◆ **Aim of the exercise**
Below is a block of data; give all of it again word for word.

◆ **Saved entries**
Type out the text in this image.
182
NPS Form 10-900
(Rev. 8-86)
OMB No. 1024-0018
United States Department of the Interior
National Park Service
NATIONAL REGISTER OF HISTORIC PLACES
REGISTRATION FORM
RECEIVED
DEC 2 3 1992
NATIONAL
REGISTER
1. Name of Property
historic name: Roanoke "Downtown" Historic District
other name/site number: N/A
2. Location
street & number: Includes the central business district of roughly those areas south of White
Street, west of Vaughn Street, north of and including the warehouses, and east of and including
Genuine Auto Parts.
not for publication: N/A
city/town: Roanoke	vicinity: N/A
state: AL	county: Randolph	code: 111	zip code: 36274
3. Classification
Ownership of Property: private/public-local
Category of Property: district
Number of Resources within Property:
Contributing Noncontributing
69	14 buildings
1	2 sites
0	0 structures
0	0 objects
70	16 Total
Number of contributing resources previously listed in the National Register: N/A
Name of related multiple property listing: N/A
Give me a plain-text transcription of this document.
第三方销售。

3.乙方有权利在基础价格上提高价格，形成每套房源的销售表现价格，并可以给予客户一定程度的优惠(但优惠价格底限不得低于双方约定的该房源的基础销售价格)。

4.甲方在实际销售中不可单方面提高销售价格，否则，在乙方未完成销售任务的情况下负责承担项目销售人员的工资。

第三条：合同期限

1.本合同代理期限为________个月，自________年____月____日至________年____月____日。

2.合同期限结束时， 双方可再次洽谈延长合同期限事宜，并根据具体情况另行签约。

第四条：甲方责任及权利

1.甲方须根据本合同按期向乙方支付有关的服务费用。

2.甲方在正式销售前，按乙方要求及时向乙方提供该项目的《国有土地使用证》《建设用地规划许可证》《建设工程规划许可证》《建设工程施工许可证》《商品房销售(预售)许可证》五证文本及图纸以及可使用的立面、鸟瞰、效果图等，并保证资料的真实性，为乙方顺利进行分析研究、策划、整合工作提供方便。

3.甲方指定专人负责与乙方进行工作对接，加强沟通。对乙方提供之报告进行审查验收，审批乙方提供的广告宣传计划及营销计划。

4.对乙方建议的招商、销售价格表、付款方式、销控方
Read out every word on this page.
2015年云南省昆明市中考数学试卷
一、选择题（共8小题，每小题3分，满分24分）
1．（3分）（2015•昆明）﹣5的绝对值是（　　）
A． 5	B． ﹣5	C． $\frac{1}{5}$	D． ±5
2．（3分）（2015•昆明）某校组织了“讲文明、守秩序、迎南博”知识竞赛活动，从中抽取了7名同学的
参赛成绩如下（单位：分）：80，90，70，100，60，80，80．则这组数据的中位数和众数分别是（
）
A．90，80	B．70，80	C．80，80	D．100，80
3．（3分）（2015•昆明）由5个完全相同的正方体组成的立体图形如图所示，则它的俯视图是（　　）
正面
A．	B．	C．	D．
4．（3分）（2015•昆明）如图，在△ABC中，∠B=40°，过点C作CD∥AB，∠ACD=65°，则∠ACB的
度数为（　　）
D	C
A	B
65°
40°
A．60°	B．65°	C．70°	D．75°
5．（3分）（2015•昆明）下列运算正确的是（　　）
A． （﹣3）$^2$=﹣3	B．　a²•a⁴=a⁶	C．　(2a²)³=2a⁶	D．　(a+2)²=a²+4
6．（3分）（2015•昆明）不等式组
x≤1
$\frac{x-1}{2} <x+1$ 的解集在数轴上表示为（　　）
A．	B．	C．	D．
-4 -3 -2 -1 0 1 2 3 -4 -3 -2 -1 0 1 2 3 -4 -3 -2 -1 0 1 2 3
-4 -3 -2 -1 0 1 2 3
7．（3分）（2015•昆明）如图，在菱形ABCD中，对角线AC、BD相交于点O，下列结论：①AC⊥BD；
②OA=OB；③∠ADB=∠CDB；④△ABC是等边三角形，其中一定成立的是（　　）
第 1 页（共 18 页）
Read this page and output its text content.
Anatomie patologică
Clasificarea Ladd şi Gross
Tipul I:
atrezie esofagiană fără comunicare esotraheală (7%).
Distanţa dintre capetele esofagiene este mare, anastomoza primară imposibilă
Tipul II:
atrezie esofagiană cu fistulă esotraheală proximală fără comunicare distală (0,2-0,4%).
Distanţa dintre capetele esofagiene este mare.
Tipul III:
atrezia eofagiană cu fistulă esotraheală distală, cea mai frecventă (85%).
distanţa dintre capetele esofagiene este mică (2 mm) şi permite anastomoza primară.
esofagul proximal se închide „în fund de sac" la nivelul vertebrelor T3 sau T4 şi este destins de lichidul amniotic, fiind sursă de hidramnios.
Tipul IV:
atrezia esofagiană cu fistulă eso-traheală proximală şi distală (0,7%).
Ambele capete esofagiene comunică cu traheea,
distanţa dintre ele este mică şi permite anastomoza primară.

◆ **Result for this task**
Type out the text in this image.
182
NPS Form 10-900
(Rev. 8-86)
OMB No. 1024-0018
United States Department of the Interior
National Park Service
NATIONAL REGISTER OF HISTORIC PLACES
REGISTRATION FORM
RECEIVED
DEC 2 3 1992
NATIONAL
REGISTER
1. Name of Property
historic name: Roanoke "Downtown" Historic District
other name/site number: N/A
2. Location
street & number: Includes the central business district of roughly those areas south of White
Street, west of Vaughn Street, north of and including the warehouses, and east of and including
Genuine Auto Parts.
not for publication: N/A
city/town: Roanoke	vicinity: N/A
state: AL	county: Randolph	code: 111	zip code: 36274
3. Classification
Ownership of Property: private/public-local
Category of Property: district
Number of Resources within Property:
Contributing Noncontributing
69	14 buildings
1	2 sites
0	0 structures
0	0 objects
70	16 Total
Number of contributing resources previously listed in the National Register: N/A
Name of related multiple property listing: N/A
Give me a plain-text transcription of this document.
第三方销售。

3.乙方有权利在基础价格上提高价格，形成每套房源的销售表现价格，并可以给予客户一定程度的优惠(但优惠价格底限不得低于双方约定的该房源的基础销售价格)。

4.甲方在实际销售中不可单方面提高销售价格，否则，在乙方未完成销售任务的情况下负责承担项目销售人员的工资。

第三条：合同期限

1.本合同代理期限为________个月，自________年____月____日至________年____月____日。

2.合同期限结束时， 双方可再次洽谈延长合同期限事宜，并根据具体情况另行签约。

第四条：甲方责任及权利

1.甲方须根据本合同按期向乙方支付有关的服务费用。

2.甲方在正式销售前，按乙方要求及时向乙方提供该项目的《国有土地使用证》《建设用地规划许可证》《建设工程规划许可证》《建设工程施工许可证》《商品房销售(预售)许可证》五证文本及图纸以及可使用的立面、鸟瞰、效果图等，并保证资料的真实性，为乙方顺利进行分析研究、策划、整合工作提供方便。

3.甲方指定专人负责与乙方进行工作对接，加强沟通。对乙方提供之报告进行审查验收，审批乙方提供的广告宣传计划及营销计划。

4.对乙方建议的招商、销售价格表、付款方式、销控方
Read out every word on this page.
2015年云南省昆明市中考数学试卷
一、选择题（共8小题，每小题3分，满分24分）
1．（3分）（2015•昆明）﹣5的绝对值是（　　）
A． 5	B． ﹣5	C． $\frac{1}{5}$	D． ±5
2．（3分）（2015•昆明）某校组织了“讲文明、守秩序、迎南博”知识竞赛活动，从中抽取了7名同学的
参赛成绩如下（单位：分）：80，90，70，100，60，80，80．则这组数据的中位数和众数分别是（
）
A．90，80	B．70，80	C．80，80	D．100，80
3．（3分）（2015•昆明）由5个完全相同的正方体组成的立体图形如图所示，则它的俯视图是（　　）
正面
A．	B．	C．	D．
4．（3分）（2015•昆明）如图，在△ABC中，∠B=40°，过点C作CD∥AB，∠ACD=65°，则∠ACB的
度数为（　　）
D	C
A	B
65°
40°
A．60°	B．65°	C．70°	D．75°
5．（3分）（2015•昆明）下列运算正确的是（　　）
A． （﹣3）$^2$=﹣3	B．　a²•a⁴=a⁶	C．　(2a²)³=2a⁶	D．　(a+2)²=a²+4
6．（3分）（2015•昆明）不等式组
x≤1
$\frac{x-1}{2} <x+1$ 的解集在数轴上表示为（　　）
A．	B．	C．	D．
-4 -3 -2 -1 0 1 2 3 -4 -3 -2 -1 0 1 2 3 -4 -3 -2 -1 0 1 2 3
-4 -3 -2 -1 0 1 2 3
7．（3分）（2015•昆明）如图，在菱形ABCD中，对角线AC、BD相交于点O，下列结论：①AC⊥BD；
②OA=OB；③∠ADB=∠CDB；④△ABC是等边三角形，其中一定成立的是（　　）
第 1 页（共 18 页）
Read this page and output its text content.
Anatomie patologică
Clasificarea Ladd şi Gross
Tipul I:
atrezie esofagiană fără comunicare esotraheală (7%).
Distanţa dintre capetele esofagiene este mare, anastomoza primară imposibilă
Tipul II:
atrezie esofagiană cu fistulă esotraheală proximală fără comunicare distală (0,2-0,4%).
Distanţa dintre capetele esofagiene este mare.
Tipul III:
atrezia eofagiană cu fistulă esotraheală distală, cea mai frecventă (85%).
distanţa dintre capetele esofagiene este mică (2 mm) şi permite anastomoza primară.
esofagul proximal se închide „în fund de sac" la nivelul vertebrelor T3 sau T4 şi este destins de lichidul amniotic, fiind sursă de hidramnios.
Tipul IV:
atrezia esofagiană cu fistulă eso-traheală proximală şi distală (0,7%).
Ambele capete esofagiene comunică cu traheea,
distanţa dintre ele este mică şi permite anastomoza primară.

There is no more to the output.